À faire -
1. Les affirmations suivantes sont-elles conformes au texte sur la réparation de l'ADN ? Pour chacune, répondez oui ou non et citez les mots du texte qui le montrent.
(a) Paul Modrich a montré que des erreurs apparaissent dans l'ADN quand il se réplique.
(b) La réparation par excision de nucléotides a été découverte par Thomas Lindahl.
(c) Tout le monde fabrique la même quantité de protéines de réparation.
2. Résumez en deux phrases le texte sur la réparation de l'ADN.
3. Recopiez sans rien changer le passage du texte sur la réparation de l'ADN qui commence par les mots contenant « Pour remédier à » et se termine par « protéines de réparation. ».

+++ Extrait fourni

« Notre ADN est constamment en train d’être endommagé », explique Terence Strick (Institut de biologie Jacques Monod à Paris). Par les UV du soleil, les produits toxiques contenus dans la fumée du tabac, les rayonnements ionisants. Également, des erreurs sont introduites dans notre ADN lorsque ce dernier se réplique, ce qu’a démontré Paul Modrich.
Pour remédier à ces phénomènes de dégradation, des moyens de réparation de l’ADN fonctionnent constamment. Différents procédés existent : la réparation par excision de base, découverte par Thomas Lindahl, ou la réparation par excision de nucléotides, établie par Aziz Sancar. Ces phénomènes de réparation sont essentiels à la survie des cellules. Ils les protègent de l’apparition de mutations susceptibles de provoquer un cancer. Suivant les personnes, les cellules fabriquent plus ou moins de ces protéines de réparation.
« Les découvertes des trois chercheurs ont donc d’abord aidé à comprendre le mécanisme initial de développement des cancers », déclare Alain Sarasin (Institut Gustave Roussy, Villejuif). Elles aident aussi à mieux connaître certains cancers lorsqu’ils sont d’origine génétique, comme le cancer du côlon ou du sein.

++++++
+++ Extraits de données

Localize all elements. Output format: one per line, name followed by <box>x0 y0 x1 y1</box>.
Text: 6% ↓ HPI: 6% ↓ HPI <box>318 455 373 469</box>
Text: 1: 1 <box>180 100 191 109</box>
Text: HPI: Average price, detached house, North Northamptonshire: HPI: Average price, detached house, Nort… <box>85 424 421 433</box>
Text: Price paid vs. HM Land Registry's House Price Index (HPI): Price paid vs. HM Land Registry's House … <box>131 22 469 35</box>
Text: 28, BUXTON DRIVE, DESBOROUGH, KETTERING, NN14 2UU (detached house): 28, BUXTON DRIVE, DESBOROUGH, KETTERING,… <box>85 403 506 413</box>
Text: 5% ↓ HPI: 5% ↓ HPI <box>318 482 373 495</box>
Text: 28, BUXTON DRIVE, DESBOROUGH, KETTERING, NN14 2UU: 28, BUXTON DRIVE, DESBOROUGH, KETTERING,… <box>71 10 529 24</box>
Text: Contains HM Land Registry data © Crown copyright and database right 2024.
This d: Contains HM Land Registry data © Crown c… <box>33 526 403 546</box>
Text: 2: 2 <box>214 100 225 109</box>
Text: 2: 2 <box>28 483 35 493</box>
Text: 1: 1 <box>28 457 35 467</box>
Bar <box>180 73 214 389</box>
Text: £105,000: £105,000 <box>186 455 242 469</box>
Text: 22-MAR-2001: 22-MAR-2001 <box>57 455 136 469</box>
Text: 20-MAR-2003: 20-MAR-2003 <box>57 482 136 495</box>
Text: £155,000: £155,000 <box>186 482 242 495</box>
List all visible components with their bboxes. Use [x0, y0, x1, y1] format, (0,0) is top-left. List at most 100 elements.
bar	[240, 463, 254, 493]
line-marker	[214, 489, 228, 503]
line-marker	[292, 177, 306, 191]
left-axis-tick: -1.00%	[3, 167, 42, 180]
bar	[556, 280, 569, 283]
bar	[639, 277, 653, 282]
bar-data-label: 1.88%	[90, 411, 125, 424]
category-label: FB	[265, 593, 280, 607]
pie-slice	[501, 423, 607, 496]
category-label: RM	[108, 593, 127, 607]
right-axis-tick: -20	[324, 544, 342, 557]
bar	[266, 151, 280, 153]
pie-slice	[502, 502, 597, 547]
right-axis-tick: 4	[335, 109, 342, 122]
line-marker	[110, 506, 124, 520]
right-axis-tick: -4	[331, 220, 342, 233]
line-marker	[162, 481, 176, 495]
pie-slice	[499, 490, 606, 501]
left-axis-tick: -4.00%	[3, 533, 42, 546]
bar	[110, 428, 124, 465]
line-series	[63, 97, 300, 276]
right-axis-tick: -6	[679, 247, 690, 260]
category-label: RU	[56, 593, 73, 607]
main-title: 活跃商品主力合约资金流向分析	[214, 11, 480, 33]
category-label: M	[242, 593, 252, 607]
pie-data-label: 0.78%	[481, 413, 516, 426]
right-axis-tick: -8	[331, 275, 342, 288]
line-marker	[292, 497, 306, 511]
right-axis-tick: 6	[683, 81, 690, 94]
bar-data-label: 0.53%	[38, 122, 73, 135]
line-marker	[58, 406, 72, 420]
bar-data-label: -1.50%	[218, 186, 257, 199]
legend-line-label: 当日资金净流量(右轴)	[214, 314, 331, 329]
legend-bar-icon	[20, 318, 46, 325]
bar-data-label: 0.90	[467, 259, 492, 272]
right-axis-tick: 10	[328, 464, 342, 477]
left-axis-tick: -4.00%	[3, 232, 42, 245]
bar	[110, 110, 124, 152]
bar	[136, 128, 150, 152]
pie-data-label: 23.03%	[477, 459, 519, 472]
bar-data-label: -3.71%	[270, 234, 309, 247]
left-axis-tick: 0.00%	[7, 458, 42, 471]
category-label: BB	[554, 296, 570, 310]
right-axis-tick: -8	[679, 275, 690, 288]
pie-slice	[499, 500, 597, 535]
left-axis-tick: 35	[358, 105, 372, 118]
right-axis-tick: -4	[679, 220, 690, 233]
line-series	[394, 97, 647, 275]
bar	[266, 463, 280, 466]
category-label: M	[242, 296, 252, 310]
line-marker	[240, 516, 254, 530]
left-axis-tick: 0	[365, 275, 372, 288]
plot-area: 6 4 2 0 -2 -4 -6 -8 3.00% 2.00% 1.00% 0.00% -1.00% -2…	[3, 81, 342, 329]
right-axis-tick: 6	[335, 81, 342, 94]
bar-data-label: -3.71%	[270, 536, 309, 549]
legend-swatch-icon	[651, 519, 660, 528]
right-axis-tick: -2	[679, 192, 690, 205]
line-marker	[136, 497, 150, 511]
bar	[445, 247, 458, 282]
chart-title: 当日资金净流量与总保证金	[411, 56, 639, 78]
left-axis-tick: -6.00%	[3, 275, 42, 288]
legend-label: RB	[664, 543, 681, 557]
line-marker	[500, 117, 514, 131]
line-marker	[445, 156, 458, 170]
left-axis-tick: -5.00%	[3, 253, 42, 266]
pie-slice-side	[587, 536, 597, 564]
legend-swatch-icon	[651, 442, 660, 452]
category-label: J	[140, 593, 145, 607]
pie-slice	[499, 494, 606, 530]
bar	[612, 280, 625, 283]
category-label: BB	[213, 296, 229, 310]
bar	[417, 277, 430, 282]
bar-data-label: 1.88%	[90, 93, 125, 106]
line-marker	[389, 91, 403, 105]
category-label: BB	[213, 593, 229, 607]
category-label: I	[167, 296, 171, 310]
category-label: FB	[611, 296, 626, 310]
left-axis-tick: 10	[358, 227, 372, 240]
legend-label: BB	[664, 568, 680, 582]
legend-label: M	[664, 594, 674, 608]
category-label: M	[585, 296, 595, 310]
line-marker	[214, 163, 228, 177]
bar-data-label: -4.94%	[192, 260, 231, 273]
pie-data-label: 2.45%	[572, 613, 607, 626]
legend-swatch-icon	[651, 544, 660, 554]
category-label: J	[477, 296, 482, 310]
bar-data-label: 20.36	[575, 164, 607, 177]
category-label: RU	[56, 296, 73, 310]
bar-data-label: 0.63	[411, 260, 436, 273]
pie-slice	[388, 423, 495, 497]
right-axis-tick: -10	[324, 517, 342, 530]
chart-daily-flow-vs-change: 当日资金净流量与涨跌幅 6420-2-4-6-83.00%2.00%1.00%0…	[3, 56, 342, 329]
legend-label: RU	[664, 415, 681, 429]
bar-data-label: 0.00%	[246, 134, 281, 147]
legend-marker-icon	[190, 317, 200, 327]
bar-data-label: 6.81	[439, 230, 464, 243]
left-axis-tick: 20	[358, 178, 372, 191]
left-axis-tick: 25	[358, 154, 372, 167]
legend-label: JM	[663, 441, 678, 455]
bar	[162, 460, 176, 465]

++++++

Corrigés -
1.
(a) Oui : « des erreurs sont introduites dans notre ADN lorsque ce dernier se réplique, ce qu’a démontré Paul Modrich »
(b) Non : « la réparation par excision de nucléotides, établie par Aziz Sancar »
(c) Non : « Suivant les personnes, les cellules fabriquent plus ou moins de ces protéines de réparation »

2. Notre ADN est sans cesse abîmé, par les UV, la fumée de tabac ou des erreurs lors de sa réplication, et plusieurs moyens de réparation le corrigent en continu pour protéger les cellules de mutations pouvant provoquer un cancer. Ces découvertes ont d'abord aidé à comprendre comment les cancers commencent et permettent aussi de mieux connaître certains cancers d'origine génétique, comme celui du côlon ou du sein.

3.
Pour remédier à ces phénomènes de dégradation, des moyens de réparation de l’ADN fonctionnent constamment. Différents procédés existent : la réparation par excision de base, découverte par Thomas Lindahl, ou la réparation par excision de nucléotides, établie par Aziz Sancar. Ces phénomènes de réparation sont essentiels à la survie des cellules. Ils les protègent de l’apparition de mutations susceptibles de provoquer un cancer. Suivant les personnes, les cellules fabriquent plus ou moins de ces protéines de réparation.